Exercise details:
Find how many lines in the data below mention "JSON". Give the number only.

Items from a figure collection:
******************************

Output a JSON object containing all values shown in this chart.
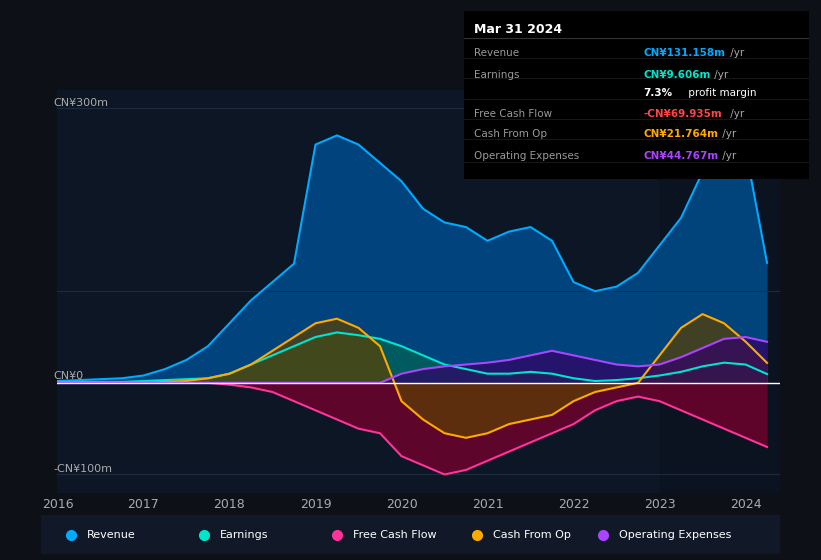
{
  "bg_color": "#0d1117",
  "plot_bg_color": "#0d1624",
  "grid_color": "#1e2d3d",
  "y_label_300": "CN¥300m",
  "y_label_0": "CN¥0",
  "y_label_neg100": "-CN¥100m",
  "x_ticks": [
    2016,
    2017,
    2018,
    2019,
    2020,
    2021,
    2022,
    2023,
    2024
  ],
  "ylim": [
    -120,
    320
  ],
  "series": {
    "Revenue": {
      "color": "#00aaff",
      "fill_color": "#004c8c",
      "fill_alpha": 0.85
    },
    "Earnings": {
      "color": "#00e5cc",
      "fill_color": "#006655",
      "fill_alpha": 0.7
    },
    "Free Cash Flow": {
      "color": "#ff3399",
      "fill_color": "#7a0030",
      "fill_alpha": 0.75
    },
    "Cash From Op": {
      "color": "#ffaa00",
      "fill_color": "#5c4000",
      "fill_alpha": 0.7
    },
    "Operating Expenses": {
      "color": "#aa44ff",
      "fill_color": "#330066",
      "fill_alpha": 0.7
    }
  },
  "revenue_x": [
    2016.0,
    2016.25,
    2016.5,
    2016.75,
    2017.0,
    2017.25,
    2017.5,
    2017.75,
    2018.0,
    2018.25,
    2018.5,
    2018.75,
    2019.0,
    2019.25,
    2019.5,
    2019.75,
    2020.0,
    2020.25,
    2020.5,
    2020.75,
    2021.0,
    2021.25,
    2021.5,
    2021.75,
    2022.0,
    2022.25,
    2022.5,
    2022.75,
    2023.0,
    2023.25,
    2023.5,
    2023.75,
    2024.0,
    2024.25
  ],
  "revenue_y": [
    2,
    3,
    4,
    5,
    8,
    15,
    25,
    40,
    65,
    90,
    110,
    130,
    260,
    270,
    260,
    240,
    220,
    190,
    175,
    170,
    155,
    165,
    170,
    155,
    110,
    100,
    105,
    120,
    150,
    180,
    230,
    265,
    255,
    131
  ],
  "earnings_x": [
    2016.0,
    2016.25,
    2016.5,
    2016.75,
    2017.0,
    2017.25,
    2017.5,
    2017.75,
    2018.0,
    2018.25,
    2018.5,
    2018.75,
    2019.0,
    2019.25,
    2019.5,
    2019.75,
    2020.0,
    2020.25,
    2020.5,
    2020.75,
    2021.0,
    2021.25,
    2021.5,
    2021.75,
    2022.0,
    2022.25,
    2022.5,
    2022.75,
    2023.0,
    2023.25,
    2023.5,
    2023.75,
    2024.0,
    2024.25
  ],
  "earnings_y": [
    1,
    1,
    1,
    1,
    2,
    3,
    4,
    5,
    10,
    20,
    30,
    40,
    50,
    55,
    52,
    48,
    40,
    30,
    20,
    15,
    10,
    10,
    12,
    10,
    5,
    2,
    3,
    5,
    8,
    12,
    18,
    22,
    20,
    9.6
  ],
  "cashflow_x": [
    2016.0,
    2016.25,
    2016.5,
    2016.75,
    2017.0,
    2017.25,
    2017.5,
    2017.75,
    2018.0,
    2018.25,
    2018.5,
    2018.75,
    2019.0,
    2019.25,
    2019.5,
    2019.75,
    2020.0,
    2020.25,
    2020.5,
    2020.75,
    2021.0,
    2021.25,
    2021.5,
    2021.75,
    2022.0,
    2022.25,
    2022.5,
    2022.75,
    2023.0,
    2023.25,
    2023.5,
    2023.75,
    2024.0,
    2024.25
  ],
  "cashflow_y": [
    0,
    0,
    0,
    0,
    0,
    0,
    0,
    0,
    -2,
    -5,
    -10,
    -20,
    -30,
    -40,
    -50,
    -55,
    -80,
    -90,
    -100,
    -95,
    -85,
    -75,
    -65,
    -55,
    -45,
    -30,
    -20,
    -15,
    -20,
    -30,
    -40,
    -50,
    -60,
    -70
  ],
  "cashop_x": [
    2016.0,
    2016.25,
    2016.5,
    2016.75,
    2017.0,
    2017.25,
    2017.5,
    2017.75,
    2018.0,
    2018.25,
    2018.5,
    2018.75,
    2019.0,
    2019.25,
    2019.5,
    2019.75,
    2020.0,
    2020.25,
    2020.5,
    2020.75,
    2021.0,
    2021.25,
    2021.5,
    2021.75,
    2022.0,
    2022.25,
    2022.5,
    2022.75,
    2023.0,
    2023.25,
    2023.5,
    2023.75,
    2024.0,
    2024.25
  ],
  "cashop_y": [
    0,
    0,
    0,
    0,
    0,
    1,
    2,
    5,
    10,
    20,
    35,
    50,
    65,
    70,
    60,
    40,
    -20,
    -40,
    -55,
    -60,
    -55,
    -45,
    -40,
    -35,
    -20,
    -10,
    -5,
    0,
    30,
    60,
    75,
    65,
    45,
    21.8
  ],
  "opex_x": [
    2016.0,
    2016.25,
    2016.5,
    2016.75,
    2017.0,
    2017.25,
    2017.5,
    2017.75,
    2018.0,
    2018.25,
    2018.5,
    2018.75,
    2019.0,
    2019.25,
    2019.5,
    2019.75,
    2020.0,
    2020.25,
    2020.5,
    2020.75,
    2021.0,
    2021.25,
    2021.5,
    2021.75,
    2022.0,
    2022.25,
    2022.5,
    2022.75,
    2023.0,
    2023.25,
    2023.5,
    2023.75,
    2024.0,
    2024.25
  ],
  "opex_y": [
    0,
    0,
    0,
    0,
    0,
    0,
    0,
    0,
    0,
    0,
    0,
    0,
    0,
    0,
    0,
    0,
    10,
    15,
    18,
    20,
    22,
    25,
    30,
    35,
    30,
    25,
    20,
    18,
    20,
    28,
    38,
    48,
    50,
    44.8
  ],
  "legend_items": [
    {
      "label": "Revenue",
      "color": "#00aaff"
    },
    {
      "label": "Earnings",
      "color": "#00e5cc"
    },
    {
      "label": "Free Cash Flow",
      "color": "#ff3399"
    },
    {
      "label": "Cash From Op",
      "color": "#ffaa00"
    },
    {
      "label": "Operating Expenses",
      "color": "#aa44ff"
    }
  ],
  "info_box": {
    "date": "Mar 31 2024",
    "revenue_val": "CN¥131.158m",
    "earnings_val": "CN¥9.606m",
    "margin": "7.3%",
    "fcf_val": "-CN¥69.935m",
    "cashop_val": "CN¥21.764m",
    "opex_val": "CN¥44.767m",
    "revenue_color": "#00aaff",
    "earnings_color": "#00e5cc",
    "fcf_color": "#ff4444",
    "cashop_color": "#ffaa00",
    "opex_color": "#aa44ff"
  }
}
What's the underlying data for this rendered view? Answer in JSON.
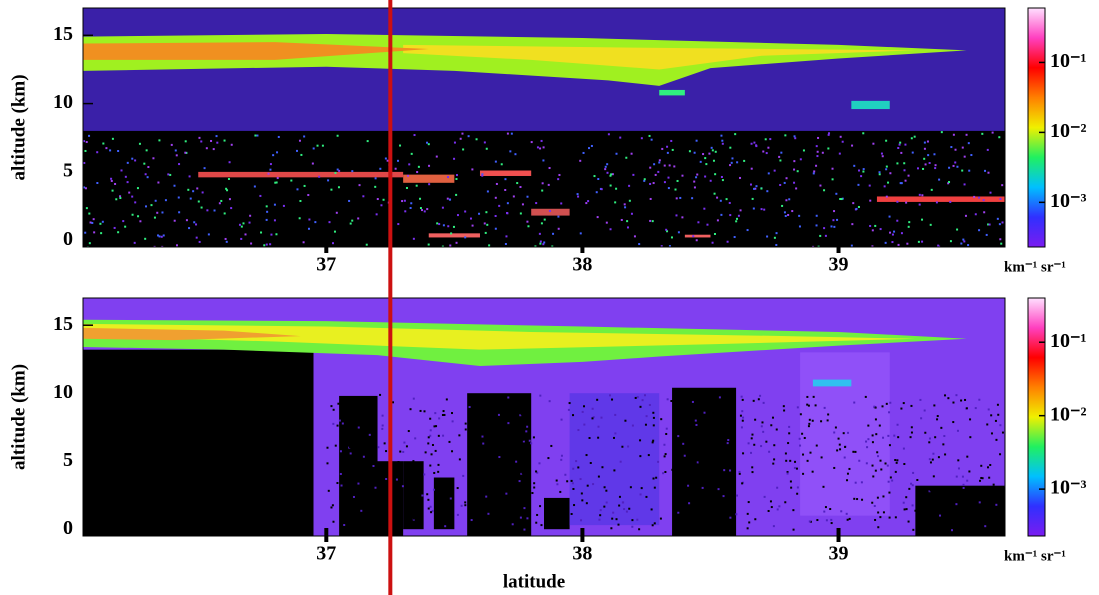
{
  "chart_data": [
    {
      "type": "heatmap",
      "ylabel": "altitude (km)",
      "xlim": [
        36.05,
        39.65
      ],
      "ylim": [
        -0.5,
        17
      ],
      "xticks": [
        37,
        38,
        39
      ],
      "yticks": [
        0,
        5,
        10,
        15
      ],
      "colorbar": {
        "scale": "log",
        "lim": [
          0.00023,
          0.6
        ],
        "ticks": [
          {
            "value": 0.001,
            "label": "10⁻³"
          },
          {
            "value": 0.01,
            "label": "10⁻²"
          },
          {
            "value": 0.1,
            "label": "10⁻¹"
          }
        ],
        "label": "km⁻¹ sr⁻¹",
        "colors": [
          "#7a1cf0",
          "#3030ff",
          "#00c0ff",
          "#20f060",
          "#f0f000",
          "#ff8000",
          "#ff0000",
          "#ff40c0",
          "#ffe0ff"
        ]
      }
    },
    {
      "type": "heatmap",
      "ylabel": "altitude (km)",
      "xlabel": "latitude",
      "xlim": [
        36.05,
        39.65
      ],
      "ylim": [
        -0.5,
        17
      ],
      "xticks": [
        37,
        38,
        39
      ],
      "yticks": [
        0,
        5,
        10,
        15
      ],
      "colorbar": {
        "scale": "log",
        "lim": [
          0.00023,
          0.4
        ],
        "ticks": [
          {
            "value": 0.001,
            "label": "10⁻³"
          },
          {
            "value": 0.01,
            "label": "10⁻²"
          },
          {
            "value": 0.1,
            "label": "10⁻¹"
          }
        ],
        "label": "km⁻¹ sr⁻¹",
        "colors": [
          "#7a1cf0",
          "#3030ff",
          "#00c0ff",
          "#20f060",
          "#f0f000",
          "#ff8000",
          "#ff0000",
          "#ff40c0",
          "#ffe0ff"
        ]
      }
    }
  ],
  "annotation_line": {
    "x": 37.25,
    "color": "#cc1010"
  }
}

******************************

Response below:
2